(Records from a dataset)
--

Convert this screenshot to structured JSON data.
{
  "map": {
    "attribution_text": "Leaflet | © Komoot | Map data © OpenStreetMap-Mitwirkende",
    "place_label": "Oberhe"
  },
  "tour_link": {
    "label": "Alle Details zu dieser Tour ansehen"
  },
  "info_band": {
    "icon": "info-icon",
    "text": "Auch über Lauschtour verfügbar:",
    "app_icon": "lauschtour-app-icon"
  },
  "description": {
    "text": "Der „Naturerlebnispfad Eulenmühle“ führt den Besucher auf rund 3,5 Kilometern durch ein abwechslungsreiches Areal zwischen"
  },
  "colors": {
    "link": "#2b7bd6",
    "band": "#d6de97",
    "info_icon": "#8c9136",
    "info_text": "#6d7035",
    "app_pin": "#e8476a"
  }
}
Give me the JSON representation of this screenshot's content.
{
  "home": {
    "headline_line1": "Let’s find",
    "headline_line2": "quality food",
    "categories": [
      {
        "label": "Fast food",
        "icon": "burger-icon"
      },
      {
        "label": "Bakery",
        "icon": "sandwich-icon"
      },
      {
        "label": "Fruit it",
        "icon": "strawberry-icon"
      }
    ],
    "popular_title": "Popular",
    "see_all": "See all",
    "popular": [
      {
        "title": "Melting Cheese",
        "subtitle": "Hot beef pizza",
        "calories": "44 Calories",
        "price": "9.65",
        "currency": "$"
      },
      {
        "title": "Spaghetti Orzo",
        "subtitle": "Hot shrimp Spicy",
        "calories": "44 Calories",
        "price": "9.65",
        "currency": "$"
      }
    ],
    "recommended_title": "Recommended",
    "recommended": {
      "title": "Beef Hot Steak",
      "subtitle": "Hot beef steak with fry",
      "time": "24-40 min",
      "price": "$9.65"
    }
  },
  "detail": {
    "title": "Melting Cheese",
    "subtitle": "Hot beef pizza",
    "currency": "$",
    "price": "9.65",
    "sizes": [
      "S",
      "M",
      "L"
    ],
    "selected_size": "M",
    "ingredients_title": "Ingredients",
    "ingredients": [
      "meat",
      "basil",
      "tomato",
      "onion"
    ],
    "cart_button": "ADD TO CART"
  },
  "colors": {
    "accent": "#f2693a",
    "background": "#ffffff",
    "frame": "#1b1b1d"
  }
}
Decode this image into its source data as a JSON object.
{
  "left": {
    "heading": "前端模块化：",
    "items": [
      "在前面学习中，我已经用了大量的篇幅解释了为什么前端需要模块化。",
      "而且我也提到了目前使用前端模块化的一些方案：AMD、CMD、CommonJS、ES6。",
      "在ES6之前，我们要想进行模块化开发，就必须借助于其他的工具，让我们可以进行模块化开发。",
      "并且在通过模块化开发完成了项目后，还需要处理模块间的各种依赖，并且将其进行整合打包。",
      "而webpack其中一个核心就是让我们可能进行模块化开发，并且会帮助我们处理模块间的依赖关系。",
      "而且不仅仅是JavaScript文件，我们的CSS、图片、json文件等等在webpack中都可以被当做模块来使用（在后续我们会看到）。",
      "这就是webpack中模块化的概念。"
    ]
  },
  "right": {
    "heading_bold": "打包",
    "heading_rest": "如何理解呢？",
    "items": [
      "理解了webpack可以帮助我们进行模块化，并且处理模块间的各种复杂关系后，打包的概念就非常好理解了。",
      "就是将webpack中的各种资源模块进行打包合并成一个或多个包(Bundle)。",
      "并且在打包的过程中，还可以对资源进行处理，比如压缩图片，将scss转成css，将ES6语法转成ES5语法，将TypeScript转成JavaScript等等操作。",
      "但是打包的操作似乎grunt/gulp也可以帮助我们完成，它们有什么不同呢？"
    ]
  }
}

--

- [Exercise instructions]
Among the entries above, how many lines hold the word "price"? Reply with only that number.

- [Output below]
4